Segment Open

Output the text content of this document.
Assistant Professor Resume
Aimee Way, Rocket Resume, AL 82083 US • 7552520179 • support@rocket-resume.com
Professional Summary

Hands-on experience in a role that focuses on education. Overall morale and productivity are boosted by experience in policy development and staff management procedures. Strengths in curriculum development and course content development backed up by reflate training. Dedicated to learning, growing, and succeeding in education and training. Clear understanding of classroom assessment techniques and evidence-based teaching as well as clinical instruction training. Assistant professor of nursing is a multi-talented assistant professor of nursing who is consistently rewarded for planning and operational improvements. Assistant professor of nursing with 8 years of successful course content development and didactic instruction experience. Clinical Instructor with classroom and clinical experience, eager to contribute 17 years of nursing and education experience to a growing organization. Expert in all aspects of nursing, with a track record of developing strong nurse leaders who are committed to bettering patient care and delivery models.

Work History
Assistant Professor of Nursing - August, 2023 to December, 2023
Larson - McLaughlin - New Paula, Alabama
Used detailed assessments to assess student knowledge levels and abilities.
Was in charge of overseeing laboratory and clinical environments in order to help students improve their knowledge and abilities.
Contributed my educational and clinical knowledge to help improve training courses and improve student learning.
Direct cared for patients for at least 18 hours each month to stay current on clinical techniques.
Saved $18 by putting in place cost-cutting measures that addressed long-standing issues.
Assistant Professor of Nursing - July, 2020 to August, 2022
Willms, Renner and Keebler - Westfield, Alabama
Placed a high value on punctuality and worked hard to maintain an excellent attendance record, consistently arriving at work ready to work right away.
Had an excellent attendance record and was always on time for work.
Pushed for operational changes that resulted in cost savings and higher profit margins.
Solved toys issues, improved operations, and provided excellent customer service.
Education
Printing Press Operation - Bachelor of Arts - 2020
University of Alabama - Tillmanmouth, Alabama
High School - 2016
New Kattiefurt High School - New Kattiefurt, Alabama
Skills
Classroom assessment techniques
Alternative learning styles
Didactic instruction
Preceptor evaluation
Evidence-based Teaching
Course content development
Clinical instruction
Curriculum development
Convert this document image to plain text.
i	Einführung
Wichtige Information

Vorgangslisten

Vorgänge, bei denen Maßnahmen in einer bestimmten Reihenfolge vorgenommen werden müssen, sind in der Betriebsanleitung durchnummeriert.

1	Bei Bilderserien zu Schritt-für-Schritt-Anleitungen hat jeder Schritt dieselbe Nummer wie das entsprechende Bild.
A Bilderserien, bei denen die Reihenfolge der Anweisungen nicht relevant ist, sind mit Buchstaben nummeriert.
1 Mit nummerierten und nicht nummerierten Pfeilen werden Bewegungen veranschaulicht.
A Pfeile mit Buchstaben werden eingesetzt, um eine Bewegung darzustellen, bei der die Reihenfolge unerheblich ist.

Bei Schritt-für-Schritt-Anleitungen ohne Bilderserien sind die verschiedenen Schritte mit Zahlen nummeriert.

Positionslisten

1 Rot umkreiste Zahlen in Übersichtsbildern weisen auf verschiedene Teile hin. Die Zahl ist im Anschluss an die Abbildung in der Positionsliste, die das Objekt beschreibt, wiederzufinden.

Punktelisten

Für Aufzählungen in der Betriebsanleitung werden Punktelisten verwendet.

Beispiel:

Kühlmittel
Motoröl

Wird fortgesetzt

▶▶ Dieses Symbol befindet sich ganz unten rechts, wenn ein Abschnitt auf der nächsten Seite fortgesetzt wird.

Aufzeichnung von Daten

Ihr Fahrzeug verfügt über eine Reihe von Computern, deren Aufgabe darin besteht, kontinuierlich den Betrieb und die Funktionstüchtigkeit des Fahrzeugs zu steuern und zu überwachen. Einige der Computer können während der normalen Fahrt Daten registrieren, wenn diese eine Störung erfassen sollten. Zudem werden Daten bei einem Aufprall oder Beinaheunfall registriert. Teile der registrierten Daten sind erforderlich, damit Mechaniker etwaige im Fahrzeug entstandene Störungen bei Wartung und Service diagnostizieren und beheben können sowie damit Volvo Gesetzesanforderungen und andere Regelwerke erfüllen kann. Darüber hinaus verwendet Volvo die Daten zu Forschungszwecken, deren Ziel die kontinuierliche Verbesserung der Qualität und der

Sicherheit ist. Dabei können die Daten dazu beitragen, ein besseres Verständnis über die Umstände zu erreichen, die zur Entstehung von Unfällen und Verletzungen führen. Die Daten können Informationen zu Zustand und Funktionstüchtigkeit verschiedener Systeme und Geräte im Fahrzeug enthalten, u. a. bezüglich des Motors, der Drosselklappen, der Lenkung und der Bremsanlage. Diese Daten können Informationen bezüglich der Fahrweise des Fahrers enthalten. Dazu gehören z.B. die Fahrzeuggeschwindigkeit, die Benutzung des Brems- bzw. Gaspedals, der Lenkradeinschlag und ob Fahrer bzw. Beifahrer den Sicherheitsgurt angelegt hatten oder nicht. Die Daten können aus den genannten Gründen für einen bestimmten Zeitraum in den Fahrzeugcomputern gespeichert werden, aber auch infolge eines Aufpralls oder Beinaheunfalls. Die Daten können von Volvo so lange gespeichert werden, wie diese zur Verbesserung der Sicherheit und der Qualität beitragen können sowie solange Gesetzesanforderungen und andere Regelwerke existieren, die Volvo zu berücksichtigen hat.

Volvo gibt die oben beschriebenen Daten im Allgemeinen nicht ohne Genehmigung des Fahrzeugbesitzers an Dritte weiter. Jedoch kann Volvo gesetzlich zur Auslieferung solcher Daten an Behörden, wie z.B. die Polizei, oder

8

Segment Closed

TASK DIRECTIONS:
The answer must be every line of the records that holds the string "fortgesetzt".

RESPONSE:
Wird fortgesetzt
▶▶ Dieses Symbol befindet sich ganz unten rechts, wenn ein Abschnitt auf der nächsten Seite fortgesetzt wird.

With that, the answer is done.